§ RECORD EXTRACTS
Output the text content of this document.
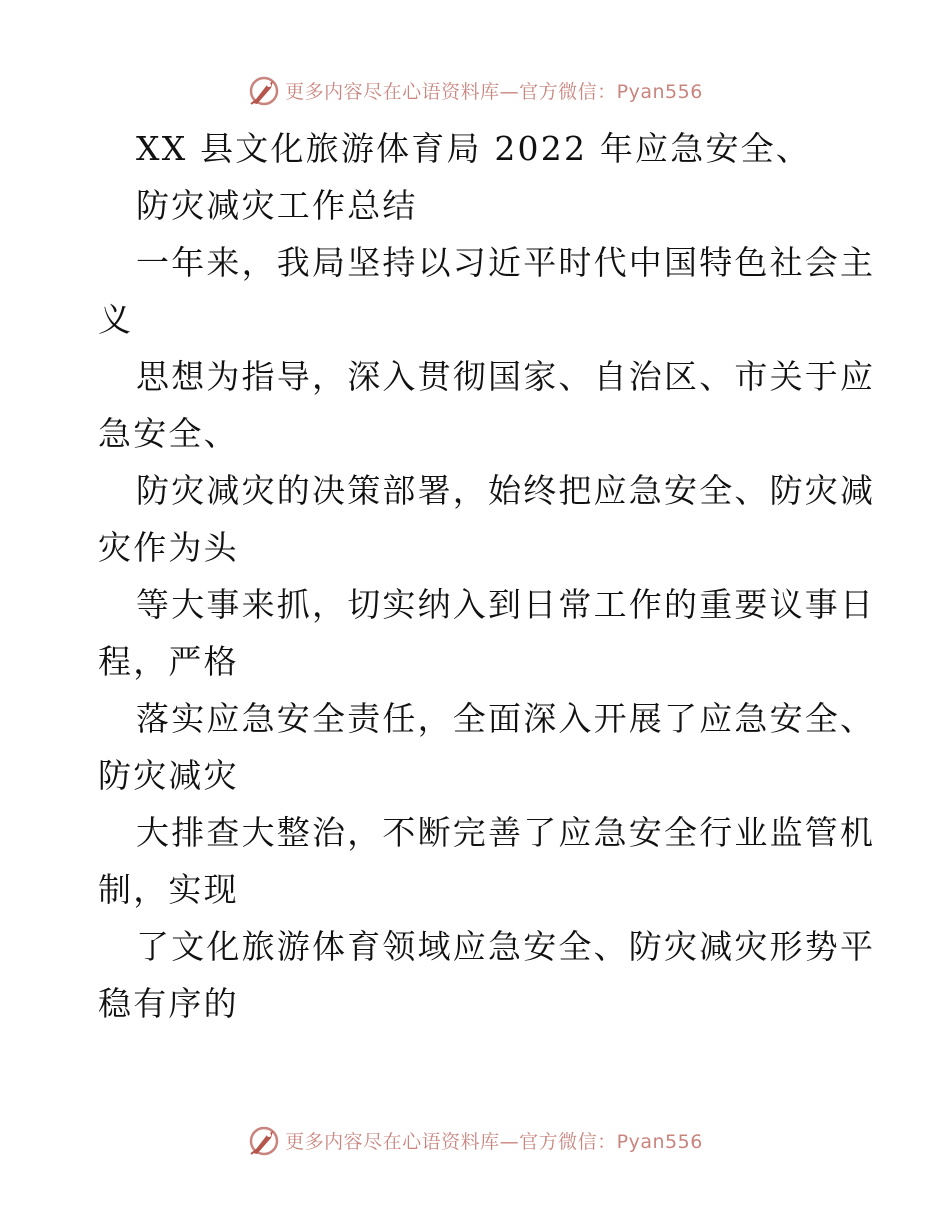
更多内容尽在心语资料库—官方微信：Pyan556
XX 县文化旅游体育局 2022 年应急安全、
防灾减灾工作总结
一年来，我局坚持以习近平时代中国特色社会主
义
思想为指导，深入贯彻国家、自治区、市关于应
急安全、
防灾减灾的决策部署，始终把应急安全、防灾减
灾作为头
等大事来抓，切实纳入到日常工作的重要议事日
程，严格
落实应急安全责任，全面深入开展了应急安全、
防灾减灾
大排查大整治，不断完善了应急安全行业监管机
制，实现
了文化旅游体育领域应急安全、防灾减灾形势平
稳有序的
更多内容尽在心语资料库—官方微信：Pyan556
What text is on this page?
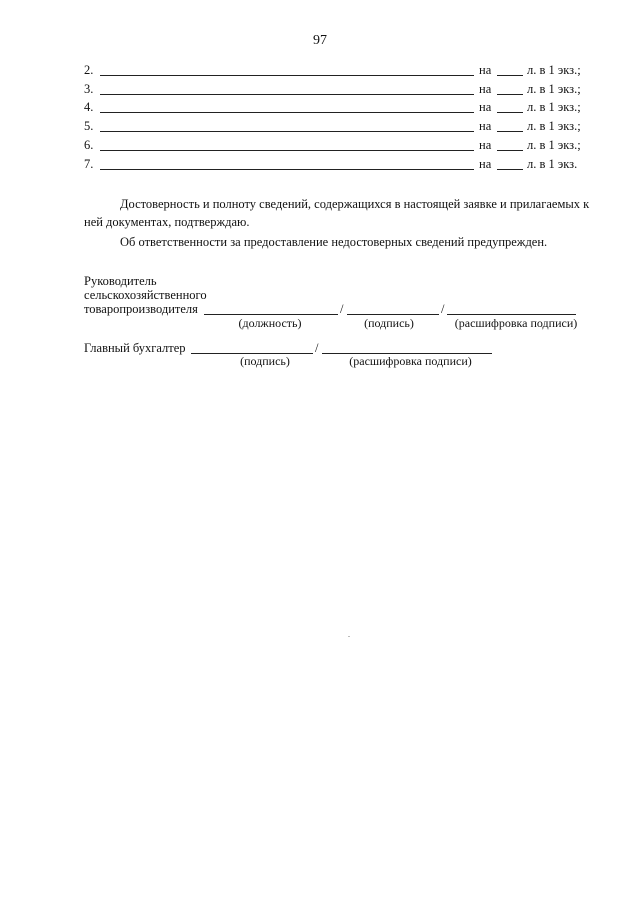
97
2.	на	л. в 1 экз.;
3.	на	л. в 1 экз.;
4.	на	л. в 1 экз.;
5.	на	л. в 1 экз.;
6.	на	л. в 1 экз.;
7.	на	л. в 1 экз.
Достоверность и полноту сведений, содержащихся в настоящей заявке и прилагаемых к ней документах, подтверждаю.
Об ответственности за предоставление недостоверных сведений предупрежден.
Руководитель
сельскохозяйственного
товаропроизводителя	/	/
(должность)	(подпись)	(расшифровка подписи)
Главный бухгалтер	/
(подпись)	(расшифровка подписи)
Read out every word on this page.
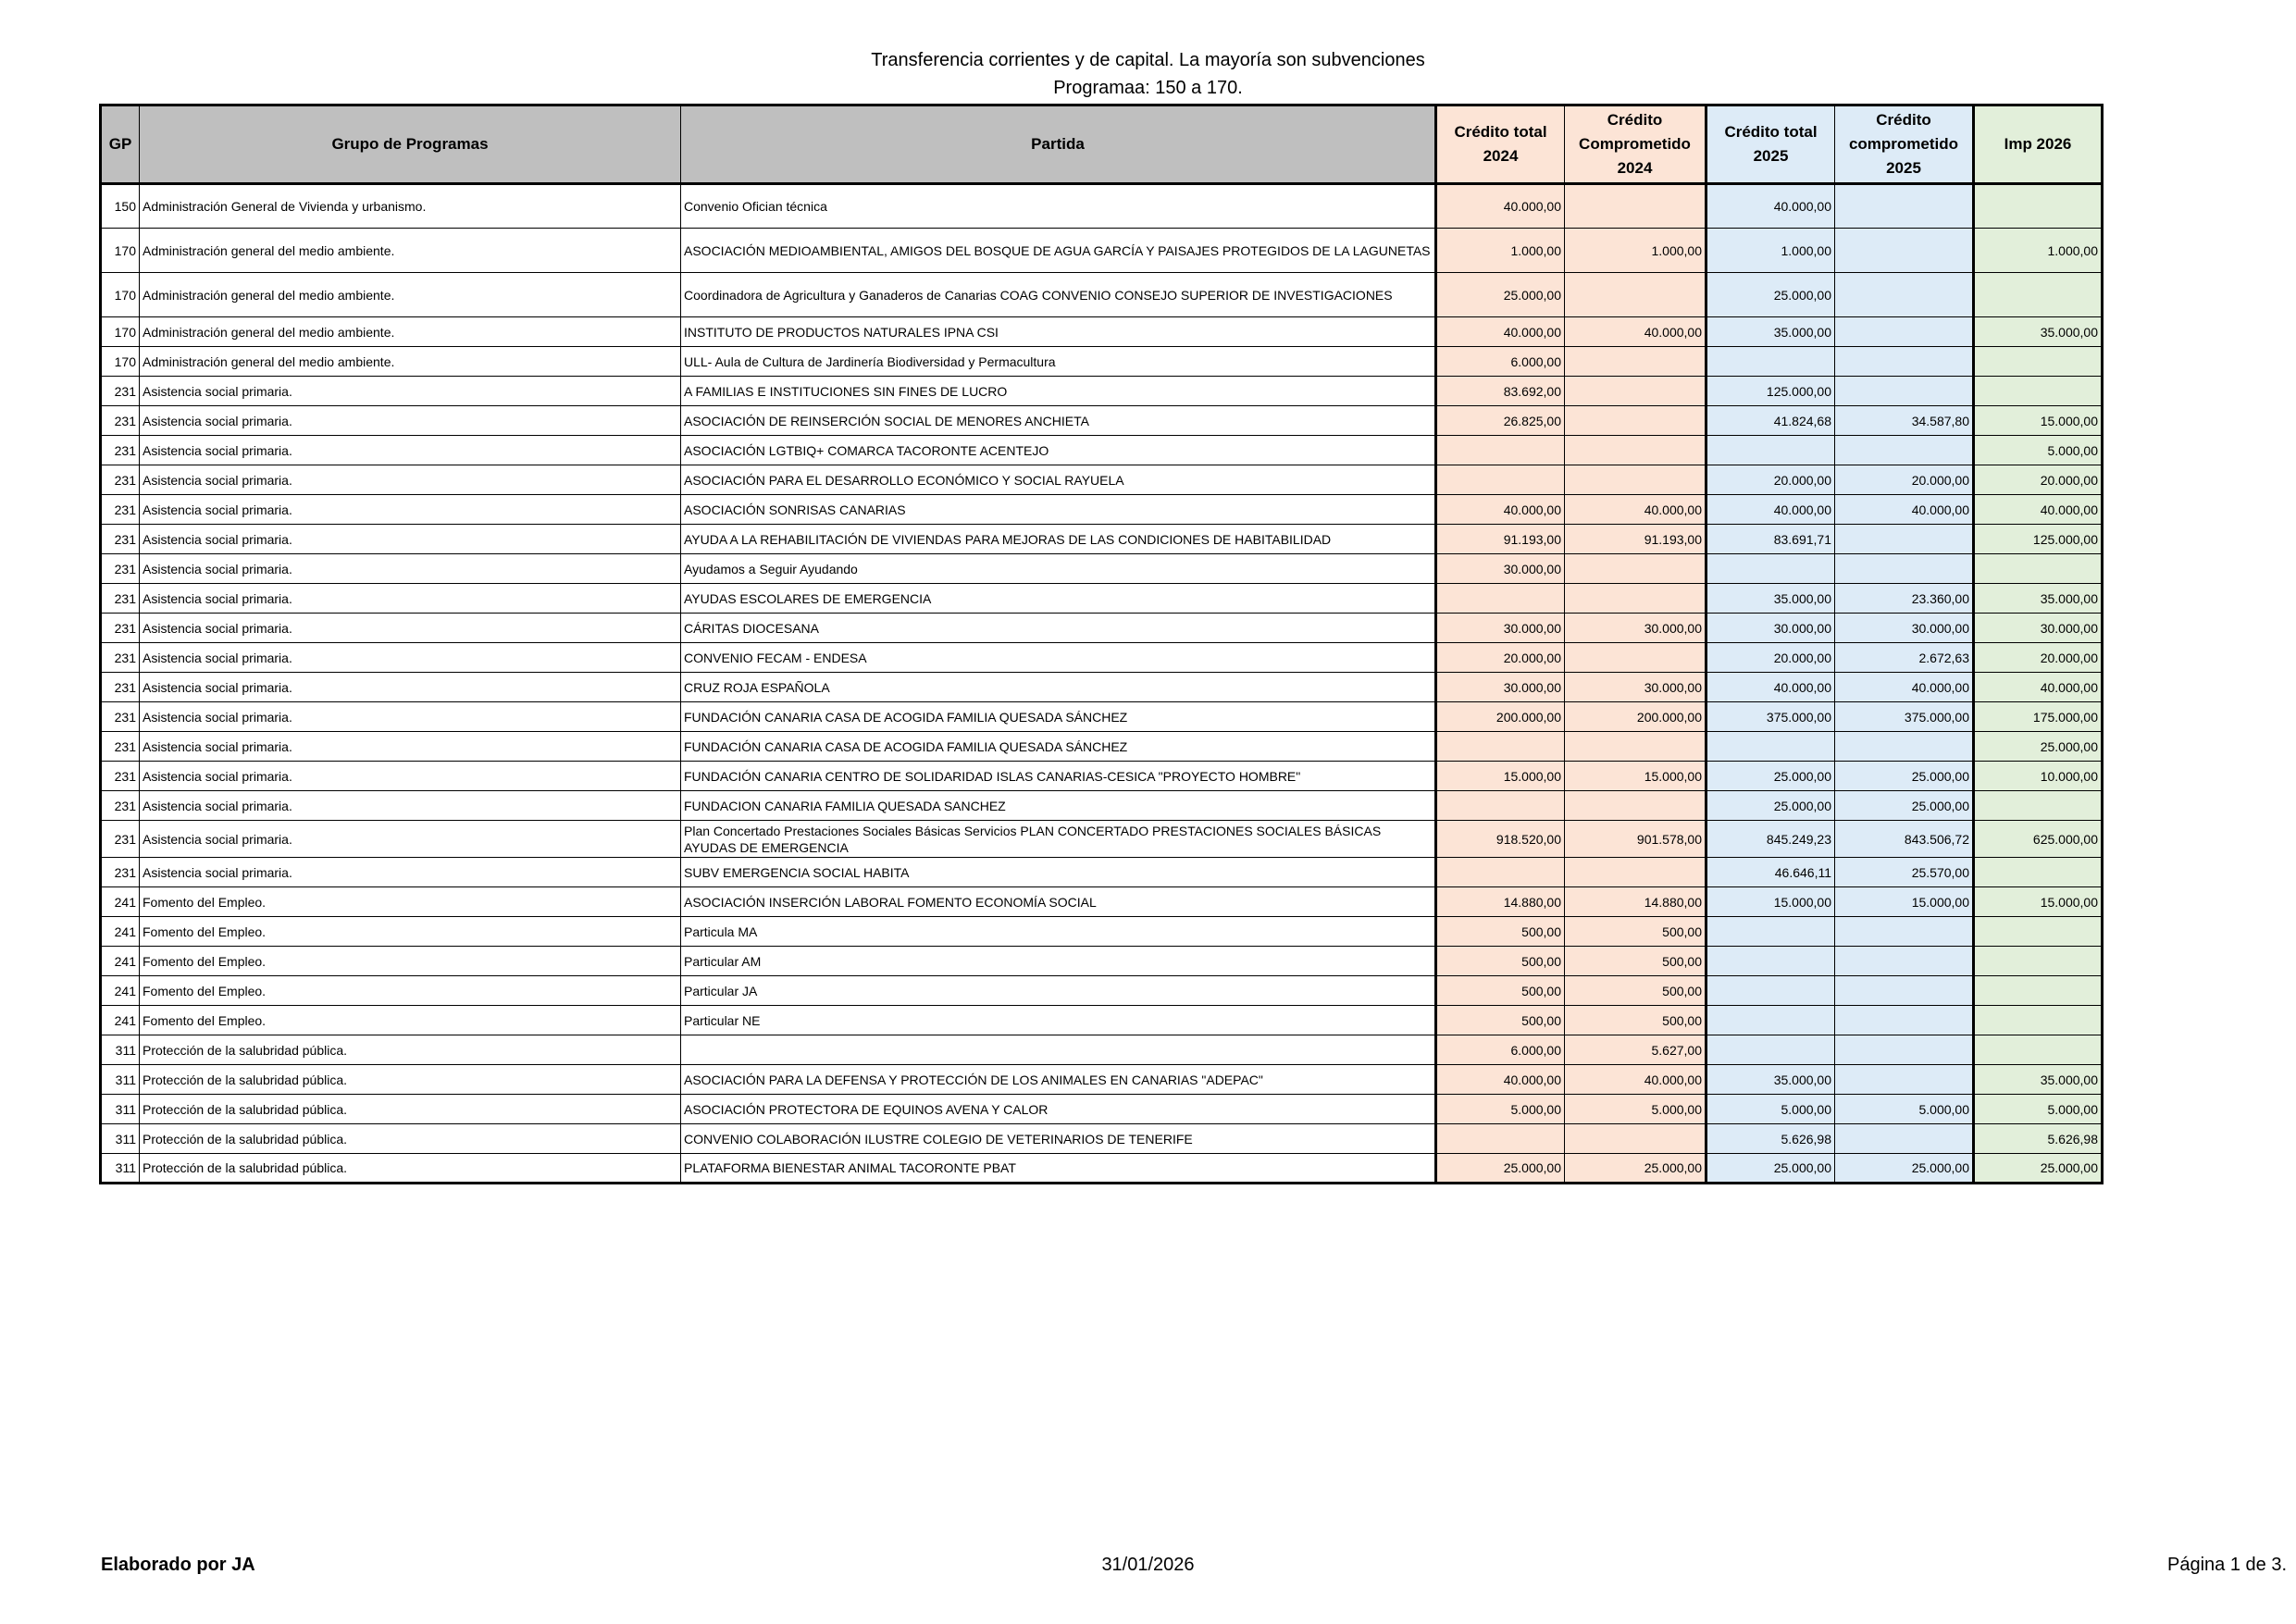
Transferencia corrientes y de capital. La mayoría son subvenciones
Programaa: 150 a 170.
GP	Grupo de Programas	Partida	Crédito total 2024	Crédito Comprometido 2024	Crédito total 2025	Crédito comprometido 2025	Imp 2026
150	Administración General de Vivienda y urbanismo.	Convenio Ofician técnica	40.000,00		40.000,00		
170	Administración general del medio ambiente.	ASOCIACIÓN MEDIOAMBIENTAL, AMIGOS DEL BOSQUE DE AGUA GARCÍA Y PAISAJES PROTEGIDOS DE LA LAGUNETAS	1.000,00	1.000,00	1.000,00		1.000,00
170	Administración general del medio ambiente.	Coordinadora de Agricultura y Ganaderos de Canarias COAG CONVENIO CONSEJO SUPERIOR DE INVESTIGACIONES	25.000,00		25.000,00		
170	Administración general del medio ambiente.	INSTITUTO DE PRODUCTOS NATURALES IPNA CSI	40.000,00	40.000,00	35.000,00		35.000,00
170	Administración general del medio ambiente.	ULL- Aula de Cultura de Jardinería Biodiversidad y Permacultura	6.000,00				
231	Asistencia social primaria.	A FAMILIAS E INSTITUCIONES SIN FINES DE LUCRO	83.692,00		125.000,00		
231	Asistencia social primaria.	ASOCIACIÓN DE REINSERCIÓN SOCIAL DE MENORES ANCHIETA	26.825,00		41.824,68	34.587,80	15.000,00
231	Asistencia social primaria.	ASOCIACIÓN LGTBIQ+ COMARCA TACORONTE ACENTEJO					5.000,00
231	Asistencia social primaria.	ASOCIACIÓN PARA EL DESARROLLO ECONÓMICO Y SOCIAL RAYUELA			20.000,00	20.000,00	20.000,00
231	Asistencia social primaria.	ASOCIACIÓN SONRISAS CANARIAS	40.000,00	40.000,00	40.000,00	40.000,00	40.000,00
231	Asistencia social primaria.	AYUDA A LA REHABILITACIÓN DE VIVIENDAS PARA MEJORAS DE LAS CONDICIONES DE HABITABILIDAD	91.193,00	91.193,00	83.691,71		125.000,00
231	Asistencia social primaria.	Ayudamos a Seguir Ayudando	30.000,00				
231	Asistencia social primaria.	AYUDAS ESCOLARES DE EMERGENCIA			35.000,00	23.360,00	35.000,00
231	Asistencia social primaria.	CÁRITAS DIOCESANA	30.000,00	30.000,00	30.000,00	30.000,00	30.000,00
231	Asistencia social primaria.	CONVENIO FECAM - ENDESA	20.000,00		20.000,00	2.672,63	20.000,00
231	Asistencia social primaria.	CRUZ ROJA ESPAÑOLA	30.000,00	30.000,00	40.000,00	40.000,00	40.000,00
231	Asistencia social primaria.	FUNDACIÓN CANARIA CASA DE ACOGIDA FAMILIA QUESADA SÁNCHEZ	200.000,00	200.000,00	375.000,00	375.000,00	175.000,00
231	Asistencia social primaria.	FUNDACIÓN CANARIA CASA DE ACOGIDA FAMILIA QUESADA SÁNCHEZ					25.000,00
231	Asistencia social primaria.	FUNDACIÓN CANARIA CENTRO DE SOLIDARIDAD ISLAS CANARIAS-CESICA "PROYECTO HOMBRE"	15.000,00	15.000,00	25.000,00	25.000,00	10.000,00
231	Asistencia social primaria.	FUNDACION CANARIA FAMILIA QUESADA SANCHEZ			25.000,00	25.000,00	
231	Asistencia social primaria.	Plan Concertado Prestaciones Sociales Básicas Servicios PLAN CONCERTADO PRESTACIONES SOCIALES BÁSICAS AYUDAS DE EMERGENCIA	918.520,00	901.578,00	845.249,23	843.506,72	625.000,00
231	Asistencia social primaria.	SUBV EMERGENCIA SOCIAL HABITA			46.646,11	25.570,00	
241	Fomento del Empleo.	ASOCIACIÓN INSERCIÓN LABORAL FOMENTO ECONOMÍA SOCIAL	14.880,00	14.880,00	15.000,00	15.000,00	15.000,00
241	Fomento del Empleo.	Particula MA	500,00	500,00			
241	Fomento del Empleo.	Particular AM	500,00	500,00			
241	Fomento del Empleo.	Particular JA	500,00	500,00			
241	Fomento del Empleo.	Particular NE	500,00	500,00			
311	Protección de la salubridad pública.		6.000,00	5.627,00			
311	Protección de la salubridad pública.	ASOCIACIÓN PARA LA DEFENSA Y PROTECCIÓN DE LOS ANIMALES EN CANARIAS "ADEPAC"	40.000,00	40.000,00	35.000,00		35.000,00
311	Protección de la salubridad pública.	ASOCIACIÓN PROTECTORA DE EQUINOS AVENA Y CALOR	5.000,00	5.000,00	5.000,00	5.000,00	5.000,00
311	Protección de la salubridad pública.	CONVENIO COLABORACIÓN ILUSTRE COLEGIO DE VETERINARIOS DE TENERIFE			5.626,98		5.626,98
311	Protección de la salubridad pública.	PLATAFORMA BIENESTAR ANIMAL TACORONTE PBAT	25.000,00	25.000,00	25.000,00	25.000,00	25.000,00
Elaborado por JA	31/01/2026	Página 1 de 3.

§ GIVEN TASK
Find all lines where the word "AYUDAS" appears. Copy them.

§ TASK ANSWER
231	Asistencia social primaria.	AYUDAS ESCOLARES DE EMERGENCIA			35.000,00	23.360,00	35.000,00
231	Asistencia social primaria.	Plan Concertado Prestaciones Sociales Básicas Servicios PLAN CONCERTADO PRESTACIONES SOCIALES BÁSICAS AYUDAS DE EMERGENCIA	918.520,00	901.578,00	845.249,23	843.506,72	625.000,00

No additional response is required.